GIVEN REQUEST
Bring together all lines of the material below that contain the string "хозяйство".

A run of records
--------

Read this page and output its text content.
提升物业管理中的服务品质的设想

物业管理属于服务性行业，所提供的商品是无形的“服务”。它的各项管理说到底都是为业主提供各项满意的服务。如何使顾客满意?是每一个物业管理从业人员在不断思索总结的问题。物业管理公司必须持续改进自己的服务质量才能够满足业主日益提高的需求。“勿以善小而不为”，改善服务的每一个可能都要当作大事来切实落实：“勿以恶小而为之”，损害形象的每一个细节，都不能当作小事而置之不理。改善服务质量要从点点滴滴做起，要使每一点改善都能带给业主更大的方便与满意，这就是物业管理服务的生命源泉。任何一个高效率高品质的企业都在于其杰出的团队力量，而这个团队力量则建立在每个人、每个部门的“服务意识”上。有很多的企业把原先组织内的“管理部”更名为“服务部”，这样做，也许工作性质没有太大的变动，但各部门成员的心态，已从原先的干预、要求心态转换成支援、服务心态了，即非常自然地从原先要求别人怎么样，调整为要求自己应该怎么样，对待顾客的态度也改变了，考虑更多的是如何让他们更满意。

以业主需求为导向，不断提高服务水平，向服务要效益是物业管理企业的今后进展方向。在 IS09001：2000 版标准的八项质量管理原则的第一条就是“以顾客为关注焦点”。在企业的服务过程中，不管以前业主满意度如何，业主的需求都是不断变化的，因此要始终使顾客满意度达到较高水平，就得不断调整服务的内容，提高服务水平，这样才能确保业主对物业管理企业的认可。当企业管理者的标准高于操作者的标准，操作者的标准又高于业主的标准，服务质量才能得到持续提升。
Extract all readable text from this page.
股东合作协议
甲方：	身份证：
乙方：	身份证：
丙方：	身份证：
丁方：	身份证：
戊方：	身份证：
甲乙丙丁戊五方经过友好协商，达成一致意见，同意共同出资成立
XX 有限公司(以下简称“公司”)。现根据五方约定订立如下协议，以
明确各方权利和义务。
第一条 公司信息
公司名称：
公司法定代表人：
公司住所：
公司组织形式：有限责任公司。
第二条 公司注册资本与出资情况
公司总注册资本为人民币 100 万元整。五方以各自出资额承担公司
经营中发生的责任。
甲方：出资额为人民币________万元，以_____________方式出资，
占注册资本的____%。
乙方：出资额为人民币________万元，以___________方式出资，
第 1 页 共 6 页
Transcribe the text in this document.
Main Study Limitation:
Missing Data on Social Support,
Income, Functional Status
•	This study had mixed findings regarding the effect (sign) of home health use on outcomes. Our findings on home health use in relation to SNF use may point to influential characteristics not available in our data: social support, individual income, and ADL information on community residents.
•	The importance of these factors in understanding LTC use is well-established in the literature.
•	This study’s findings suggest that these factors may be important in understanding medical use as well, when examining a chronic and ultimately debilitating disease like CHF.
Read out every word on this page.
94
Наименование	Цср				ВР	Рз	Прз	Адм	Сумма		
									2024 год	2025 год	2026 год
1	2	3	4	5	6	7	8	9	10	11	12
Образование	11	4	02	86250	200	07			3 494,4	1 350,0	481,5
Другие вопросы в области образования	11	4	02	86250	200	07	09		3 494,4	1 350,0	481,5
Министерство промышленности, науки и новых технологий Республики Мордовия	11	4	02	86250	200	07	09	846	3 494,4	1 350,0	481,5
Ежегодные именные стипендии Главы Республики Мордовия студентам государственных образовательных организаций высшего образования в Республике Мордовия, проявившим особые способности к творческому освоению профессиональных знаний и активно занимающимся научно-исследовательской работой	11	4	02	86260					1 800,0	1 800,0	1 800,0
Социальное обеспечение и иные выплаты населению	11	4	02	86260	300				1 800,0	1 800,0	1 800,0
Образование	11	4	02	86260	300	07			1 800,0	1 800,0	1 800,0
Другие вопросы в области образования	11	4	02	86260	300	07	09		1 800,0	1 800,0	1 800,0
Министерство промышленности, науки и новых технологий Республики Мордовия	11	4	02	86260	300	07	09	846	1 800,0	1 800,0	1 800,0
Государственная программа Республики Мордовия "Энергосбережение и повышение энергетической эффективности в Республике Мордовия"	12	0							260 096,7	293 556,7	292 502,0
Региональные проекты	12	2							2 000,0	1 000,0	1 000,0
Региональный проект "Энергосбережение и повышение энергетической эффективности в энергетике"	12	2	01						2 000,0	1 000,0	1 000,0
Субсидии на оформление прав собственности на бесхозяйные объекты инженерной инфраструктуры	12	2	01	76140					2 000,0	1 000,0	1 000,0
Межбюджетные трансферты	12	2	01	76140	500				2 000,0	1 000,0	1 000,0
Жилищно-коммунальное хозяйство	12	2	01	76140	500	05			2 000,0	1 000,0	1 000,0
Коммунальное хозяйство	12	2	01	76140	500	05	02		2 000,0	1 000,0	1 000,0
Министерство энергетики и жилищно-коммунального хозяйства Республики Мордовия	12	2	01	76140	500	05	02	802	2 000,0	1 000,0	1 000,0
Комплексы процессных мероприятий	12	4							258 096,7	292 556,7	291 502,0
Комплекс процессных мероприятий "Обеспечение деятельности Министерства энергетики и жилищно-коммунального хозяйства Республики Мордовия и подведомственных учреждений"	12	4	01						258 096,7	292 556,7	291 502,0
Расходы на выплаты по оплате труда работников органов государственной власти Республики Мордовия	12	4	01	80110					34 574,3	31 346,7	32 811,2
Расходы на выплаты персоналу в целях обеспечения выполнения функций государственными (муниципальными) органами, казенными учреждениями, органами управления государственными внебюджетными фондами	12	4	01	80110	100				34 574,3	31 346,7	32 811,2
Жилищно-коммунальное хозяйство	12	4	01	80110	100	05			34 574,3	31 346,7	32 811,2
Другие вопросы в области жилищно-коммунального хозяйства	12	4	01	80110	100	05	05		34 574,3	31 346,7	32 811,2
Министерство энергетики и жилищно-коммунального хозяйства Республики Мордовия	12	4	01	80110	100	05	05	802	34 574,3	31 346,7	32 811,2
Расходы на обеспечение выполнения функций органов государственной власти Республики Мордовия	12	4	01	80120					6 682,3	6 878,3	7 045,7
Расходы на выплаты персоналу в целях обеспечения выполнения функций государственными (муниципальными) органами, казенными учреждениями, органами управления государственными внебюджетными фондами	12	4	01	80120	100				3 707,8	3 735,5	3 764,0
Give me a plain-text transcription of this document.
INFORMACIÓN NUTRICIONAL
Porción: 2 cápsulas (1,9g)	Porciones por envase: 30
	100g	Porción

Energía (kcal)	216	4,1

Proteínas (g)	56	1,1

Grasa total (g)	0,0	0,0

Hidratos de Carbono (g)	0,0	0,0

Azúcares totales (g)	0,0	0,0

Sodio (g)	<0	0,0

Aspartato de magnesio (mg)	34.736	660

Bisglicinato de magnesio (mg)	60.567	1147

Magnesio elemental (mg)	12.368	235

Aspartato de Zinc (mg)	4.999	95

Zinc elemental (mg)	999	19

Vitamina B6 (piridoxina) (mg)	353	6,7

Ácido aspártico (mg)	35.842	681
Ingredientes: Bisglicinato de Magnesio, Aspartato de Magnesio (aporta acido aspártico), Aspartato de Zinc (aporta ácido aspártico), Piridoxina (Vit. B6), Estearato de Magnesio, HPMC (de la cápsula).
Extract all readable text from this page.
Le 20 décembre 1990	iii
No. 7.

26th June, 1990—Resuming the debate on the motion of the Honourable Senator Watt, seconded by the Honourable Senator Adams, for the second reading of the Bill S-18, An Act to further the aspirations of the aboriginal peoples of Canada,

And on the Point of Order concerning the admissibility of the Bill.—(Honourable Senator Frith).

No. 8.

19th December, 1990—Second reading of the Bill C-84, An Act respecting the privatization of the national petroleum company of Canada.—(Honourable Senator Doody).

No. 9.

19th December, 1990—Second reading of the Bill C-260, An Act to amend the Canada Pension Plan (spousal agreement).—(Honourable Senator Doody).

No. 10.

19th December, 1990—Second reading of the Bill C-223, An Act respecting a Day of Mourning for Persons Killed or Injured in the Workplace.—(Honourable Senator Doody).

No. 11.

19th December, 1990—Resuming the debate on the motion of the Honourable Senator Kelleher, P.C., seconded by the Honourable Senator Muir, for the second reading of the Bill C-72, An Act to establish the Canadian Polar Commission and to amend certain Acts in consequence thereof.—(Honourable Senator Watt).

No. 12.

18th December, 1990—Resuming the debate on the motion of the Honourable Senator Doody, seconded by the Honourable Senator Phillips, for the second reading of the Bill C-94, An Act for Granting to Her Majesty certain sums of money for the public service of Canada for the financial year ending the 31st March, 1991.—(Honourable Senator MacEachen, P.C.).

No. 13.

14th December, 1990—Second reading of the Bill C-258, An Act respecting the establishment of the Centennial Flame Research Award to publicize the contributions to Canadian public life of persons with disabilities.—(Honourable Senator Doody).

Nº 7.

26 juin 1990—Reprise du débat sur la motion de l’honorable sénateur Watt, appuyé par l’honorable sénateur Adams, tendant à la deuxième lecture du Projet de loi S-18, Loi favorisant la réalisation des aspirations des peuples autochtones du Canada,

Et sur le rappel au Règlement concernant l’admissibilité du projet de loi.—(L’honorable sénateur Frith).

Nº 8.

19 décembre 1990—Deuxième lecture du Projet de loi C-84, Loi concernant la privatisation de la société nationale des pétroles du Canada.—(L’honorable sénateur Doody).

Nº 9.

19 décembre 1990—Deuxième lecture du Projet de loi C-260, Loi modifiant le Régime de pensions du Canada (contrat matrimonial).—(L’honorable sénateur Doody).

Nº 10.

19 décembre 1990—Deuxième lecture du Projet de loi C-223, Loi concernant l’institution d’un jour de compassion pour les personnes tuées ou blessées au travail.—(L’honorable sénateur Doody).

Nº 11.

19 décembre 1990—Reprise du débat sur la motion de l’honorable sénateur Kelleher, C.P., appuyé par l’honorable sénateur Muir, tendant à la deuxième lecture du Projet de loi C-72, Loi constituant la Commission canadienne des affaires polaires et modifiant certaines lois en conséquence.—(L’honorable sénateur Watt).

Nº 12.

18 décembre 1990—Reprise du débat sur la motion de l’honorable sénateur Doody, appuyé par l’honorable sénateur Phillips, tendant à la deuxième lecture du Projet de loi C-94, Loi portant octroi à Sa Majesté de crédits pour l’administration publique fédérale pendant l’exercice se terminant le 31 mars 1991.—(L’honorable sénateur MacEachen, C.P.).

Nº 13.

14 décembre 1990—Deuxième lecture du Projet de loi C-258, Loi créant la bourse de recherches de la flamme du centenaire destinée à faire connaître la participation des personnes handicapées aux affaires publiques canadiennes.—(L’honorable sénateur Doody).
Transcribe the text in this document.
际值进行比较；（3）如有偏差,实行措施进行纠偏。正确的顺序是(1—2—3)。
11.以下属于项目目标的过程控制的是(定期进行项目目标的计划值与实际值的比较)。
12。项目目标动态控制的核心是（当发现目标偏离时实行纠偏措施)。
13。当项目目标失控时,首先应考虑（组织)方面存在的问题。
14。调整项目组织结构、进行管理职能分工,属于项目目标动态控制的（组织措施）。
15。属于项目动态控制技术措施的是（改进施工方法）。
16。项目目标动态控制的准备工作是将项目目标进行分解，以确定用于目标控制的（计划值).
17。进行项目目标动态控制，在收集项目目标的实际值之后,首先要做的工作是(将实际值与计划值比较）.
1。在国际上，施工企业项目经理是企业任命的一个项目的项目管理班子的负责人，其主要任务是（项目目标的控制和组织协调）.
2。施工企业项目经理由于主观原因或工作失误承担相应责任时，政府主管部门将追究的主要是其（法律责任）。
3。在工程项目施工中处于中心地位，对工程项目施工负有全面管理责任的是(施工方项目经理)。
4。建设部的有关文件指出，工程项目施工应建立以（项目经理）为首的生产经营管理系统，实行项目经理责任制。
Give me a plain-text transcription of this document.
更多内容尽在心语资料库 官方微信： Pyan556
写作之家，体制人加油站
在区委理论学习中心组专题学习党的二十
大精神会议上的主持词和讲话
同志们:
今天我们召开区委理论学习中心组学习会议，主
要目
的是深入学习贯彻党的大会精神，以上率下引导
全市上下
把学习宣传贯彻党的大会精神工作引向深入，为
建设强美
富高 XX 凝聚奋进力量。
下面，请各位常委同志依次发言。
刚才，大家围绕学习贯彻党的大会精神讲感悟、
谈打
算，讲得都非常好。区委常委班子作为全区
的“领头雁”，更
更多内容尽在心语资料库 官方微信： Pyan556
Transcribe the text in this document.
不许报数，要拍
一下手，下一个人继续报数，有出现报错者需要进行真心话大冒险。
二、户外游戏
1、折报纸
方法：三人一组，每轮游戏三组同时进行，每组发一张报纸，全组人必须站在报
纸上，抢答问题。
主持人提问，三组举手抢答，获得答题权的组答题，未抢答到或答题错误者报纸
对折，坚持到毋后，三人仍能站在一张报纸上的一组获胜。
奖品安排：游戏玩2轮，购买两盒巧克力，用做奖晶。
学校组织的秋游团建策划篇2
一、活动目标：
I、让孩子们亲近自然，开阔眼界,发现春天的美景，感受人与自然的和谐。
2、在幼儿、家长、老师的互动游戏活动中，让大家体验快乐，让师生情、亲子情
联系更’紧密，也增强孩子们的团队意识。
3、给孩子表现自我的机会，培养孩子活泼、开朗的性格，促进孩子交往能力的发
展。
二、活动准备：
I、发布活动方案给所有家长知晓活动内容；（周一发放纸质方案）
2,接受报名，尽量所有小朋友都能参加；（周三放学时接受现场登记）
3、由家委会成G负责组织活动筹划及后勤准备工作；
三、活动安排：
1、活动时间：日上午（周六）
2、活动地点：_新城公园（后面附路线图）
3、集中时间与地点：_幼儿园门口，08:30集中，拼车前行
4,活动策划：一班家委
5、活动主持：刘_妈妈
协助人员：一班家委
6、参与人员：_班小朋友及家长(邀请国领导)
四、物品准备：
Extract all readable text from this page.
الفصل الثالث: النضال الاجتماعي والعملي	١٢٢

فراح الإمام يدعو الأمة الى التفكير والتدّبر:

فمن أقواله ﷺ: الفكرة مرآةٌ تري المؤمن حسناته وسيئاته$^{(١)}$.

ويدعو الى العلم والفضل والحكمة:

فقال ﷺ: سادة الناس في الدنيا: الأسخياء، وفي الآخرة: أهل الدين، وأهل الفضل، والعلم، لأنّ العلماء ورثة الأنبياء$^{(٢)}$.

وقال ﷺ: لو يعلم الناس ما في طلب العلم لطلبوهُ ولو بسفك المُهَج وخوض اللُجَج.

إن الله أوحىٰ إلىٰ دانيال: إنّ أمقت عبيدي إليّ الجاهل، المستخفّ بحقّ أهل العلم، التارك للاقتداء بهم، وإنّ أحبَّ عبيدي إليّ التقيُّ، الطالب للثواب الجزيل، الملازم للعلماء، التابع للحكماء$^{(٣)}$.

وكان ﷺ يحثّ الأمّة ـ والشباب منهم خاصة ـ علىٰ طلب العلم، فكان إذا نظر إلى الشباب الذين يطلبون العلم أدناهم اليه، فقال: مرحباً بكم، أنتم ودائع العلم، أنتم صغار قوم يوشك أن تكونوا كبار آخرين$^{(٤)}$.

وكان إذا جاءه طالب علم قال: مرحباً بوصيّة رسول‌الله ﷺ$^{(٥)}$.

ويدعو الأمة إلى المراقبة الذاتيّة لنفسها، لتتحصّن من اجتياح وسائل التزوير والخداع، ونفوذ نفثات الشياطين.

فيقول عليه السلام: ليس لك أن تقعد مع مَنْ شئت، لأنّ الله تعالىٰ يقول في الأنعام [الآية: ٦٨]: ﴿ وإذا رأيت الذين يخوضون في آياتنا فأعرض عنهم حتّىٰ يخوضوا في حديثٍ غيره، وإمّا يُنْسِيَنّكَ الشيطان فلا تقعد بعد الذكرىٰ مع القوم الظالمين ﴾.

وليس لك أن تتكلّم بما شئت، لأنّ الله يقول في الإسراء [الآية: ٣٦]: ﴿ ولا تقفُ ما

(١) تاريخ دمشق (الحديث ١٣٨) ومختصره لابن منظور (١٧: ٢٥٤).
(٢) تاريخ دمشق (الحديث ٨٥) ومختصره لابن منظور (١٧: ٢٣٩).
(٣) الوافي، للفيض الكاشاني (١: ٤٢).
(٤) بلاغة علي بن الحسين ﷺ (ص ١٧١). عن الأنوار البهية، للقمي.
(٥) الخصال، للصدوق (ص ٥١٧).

--------

TASK RESPONSE
Жилищно-коммунальное хозяйство	12	2	01	76140	500	05			2 000,0	1 000,0	1 000,0
Коммунальное хозяйство	12	2	01	76140	500	05	02		2 000,0	1 000,0	1 000,0
Жилищно-коммунальное хозяйство	12	4	01	80110	100	05			34 574,3	31 346,7	32 811,2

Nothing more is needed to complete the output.